*PROBLEM DETAILS*
Write out the records exactly, from the first line through the line containing "252, 520, 284]".

:: RECORDS ::

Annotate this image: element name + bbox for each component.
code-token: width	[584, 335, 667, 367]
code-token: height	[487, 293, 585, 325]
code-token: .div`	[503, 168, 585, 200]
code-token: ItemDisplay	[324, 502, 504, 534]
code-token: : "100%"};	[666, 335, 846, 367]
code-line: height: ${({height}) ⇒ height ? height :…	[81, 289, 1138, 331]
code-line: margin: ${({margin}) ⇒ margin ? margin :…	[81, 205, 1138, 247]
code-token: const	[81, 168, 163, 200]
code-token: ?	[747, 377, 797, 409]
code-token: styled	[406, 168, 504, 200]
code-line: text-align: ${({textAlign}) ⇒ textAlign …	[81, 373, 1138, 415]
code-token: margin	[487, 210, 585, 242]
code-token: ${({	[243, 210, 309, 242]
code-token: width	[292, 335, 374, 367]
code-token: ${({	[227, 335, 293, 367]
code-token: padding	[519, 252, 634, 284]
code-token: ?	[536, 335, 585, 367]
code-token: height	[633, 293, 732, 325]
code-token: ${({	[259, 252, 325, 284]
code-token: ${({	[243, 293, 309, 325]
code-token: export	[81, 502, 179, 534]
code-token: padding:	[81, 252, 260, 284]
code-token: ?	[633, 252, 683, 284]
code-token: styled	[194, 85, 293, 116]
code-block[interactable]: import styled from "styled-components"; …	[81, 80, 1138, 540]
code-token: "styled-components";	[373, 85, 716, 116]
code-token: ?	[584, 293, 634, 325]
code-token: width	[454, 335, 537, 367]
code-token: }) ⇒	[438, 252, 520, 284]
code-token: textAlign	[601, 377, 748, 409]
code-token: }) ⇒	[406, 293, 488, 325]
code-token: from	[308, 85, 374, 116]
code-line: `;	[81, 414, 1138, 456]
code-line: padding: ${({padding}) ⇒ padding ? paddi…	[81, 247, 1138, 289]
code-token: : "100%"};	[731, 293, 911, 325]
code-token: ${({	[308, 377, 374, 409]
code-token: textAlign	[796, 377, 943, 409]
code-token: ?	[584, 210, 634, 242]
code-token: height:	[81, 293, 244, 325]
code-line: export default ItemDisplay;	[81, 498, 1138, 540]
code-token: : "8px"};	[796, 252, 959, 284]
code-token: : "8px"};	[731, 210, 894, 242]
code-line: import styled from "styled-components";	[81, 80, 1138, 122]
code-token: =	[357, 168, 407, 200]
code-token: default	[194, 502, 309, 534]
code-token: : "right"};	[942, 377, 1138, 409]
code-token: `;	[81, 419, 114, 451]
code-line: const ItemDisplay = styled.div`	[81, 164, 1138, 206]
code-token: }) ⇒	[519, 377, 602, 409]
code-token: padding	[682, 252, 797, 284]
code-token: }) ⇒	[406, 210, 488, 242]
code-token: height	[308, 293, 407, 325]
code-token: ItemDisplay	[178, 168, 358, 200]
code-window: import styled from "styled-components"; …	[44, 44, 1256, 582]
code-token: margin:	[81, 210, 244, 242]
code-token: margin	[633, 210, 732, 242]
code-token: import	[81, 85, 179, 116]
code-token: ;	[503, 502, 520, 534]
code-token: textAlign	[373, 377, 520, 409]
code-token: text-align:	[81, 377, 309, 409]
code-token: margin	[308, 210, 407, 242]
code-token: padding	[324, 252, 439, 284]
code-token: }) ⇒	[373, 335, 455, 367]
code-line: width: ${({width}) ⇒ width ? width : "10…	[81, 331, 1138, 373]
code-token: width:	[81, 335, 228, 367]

:::

*TASK SOLUTION*
Annotate this image: element name + bbox for each component.
code-token: width	[584, 335, 667, 367]
code-token: height	[487, 293, 585, 325]
code-token: .div`	[503, 168, 585, 200]
code-token: ItemDisplay	[324, 502, 504, 534]
code-token: : "100%"};	[666, 335, 846, 367]
code-line: height: ${({height}) ⇒ height ? height :…	[81, 289, 1138, 331]
code-line: margin: ${({margin}) ⇒ margin ? margin :…	[81, 205, 1138, 247]
code-token: const	[81, 168, 163, 200]
code-token: ?	[747, 377, 797, 409]
code-token: styled	[406, 168, 504, 200]
code-line: text-align: ${({textAlign}) ⇒ textAlign …	[81, 373, 1138, 415]
code-token: margin	[487, 210, 585, 242]
code-token: ${({	[243, 210, 309, 242]
code-token: width	[292, 335, 374, 367]
code-token: ${({	[227, 335, 293, 367]
code-token: padding	[519, 252, 634, 284]
code-token: ?	[536, 335, 585, 367]
code-token: height	[633, 293, 732, 325]
code-token: ${({	[259, 252, 325, 284]
code-token: ${({	[243, 293, 309, 325]
code-token: export	[81, 502, 179, 534]
code-token: padding:	[81, 252, 260, 284]
code-token: ?	[633, 252, 683, 284]
code-token: styled	[194, 85, 293, 116]
code-block[interactable]: import styled from "styled-components"; …	[81, 80, 1138, 540]
code-token: "styled-components";	[373, 85, 716, 116]
code-token: ?	[584, 293, 634, 325]
code-token: width	[454, 335, 537, 367]
code-token: }) ⇒	[438, 252, 520, 284]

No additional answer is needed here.